* [Records provided]
——

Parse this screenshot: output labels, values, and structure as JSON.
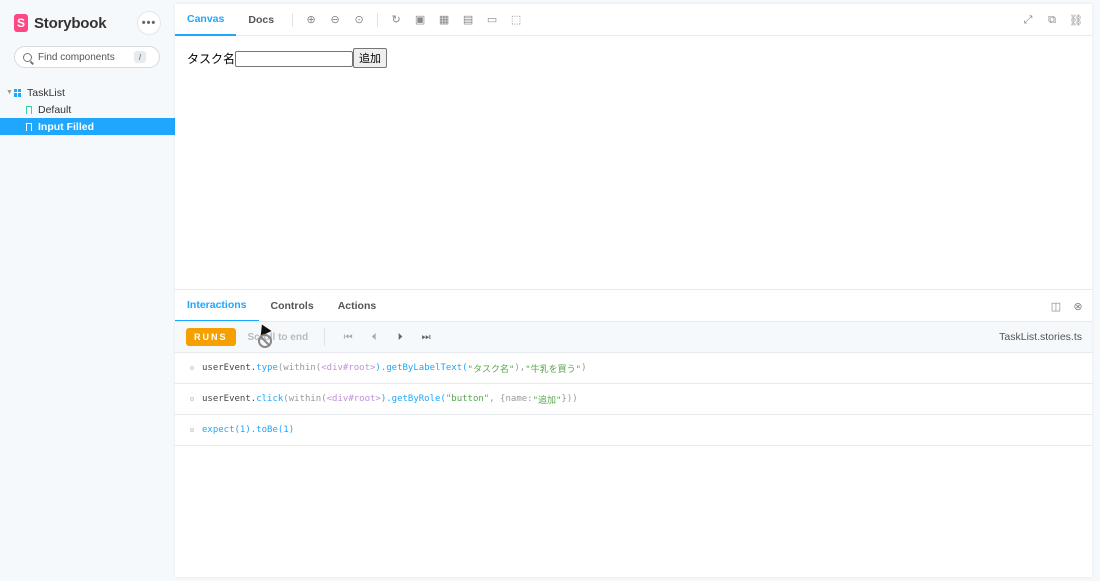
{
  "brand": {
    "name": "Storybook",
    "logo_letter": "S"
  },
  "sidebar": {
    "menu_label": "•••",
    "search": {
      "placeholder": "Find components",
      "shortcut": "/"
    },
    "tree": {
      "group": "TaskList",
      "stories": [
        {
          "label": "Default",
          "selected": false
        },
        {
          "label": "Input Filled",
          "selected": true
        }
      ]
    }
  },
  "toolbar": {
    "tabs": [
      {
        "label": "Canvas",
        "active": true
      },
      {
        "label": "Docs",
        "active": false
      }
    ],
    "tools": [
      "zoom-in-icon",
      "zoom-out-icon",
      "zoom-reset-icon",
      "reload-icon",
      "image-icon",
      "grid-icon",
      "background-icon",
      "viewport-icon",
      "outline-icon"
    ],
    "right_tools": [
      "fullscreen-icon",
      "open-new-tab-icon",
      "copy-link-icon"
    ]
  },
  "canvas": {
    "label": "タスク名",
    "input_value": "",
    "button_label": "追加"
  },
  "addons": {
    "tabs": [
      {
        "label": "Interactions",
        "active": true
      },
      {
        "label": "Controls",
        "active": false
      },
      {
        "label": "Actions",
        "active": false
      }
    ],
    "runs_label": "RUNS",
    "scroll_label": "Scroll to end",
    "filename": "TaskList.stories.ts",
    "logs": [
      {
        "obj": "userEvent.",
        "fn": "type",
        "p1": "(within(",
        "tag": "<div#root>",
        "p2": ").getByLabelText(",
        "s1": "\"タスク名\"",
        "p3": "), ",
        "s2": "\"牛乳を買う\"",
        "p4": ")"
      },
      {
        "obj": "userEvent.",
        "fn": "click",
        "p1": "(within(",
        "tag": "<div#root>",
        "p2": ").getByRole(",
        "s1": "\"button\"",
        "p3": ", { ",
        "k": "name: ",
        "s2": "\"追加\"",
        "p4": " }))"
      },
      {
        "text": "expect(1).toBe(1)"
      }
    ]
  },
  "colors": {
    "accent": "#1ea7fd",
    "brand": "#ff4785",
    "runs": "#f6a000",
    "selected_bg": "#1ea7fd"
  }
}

——

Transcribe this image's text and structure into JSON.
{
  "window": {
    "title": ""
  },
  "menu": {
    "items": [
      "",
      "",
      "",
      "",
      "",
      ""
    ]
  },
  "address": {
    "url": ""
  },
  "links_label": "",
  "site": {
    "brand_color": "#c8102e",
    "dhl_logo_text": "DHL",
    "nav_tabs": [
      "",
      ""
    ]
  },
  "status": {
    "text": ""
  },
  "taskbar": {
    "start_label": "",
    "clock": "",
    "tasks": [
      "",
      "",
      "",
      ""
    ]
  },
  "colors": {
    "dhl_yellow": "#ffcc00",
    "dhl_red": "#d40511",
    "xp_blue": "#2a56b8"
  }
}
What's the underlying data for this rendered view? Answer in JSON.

——

Starting at the line that contains "Transcribe this image's" and ending at the line that contains "What's the underlying", retype each line exactly; omit everything outside that range.

Transcribe this image's text and structure into JSON.
{
  "window": {
    "title": ""
  },
  "menu": {
    "items": [
      "",
      "",
      "",
      "",
      "",
      ""
    ]
  },
  "address": {
    "url": ""
  },
  "links_label": "",
  "site": {
    "brand_color": "#c8102e",
    "dhl_logo_text": "DHL",
    "nav_tabs": [
      "",
      ""
    ]
  },
  "status": {
    "text": ""
  },
  "taskbar": {
    "start_label": "",
    "clock": "",
    "tasks": [
      "",
      "",
      "",
      ""
    ]
  },
  "colors": {
    "dhl_yellow": "#ffcc00",
    "dhl_red": "#d40511",
    "xp_blue": "#2a56b8"
  }
}
What's the underlying data for this rendered view? Answer in JSON.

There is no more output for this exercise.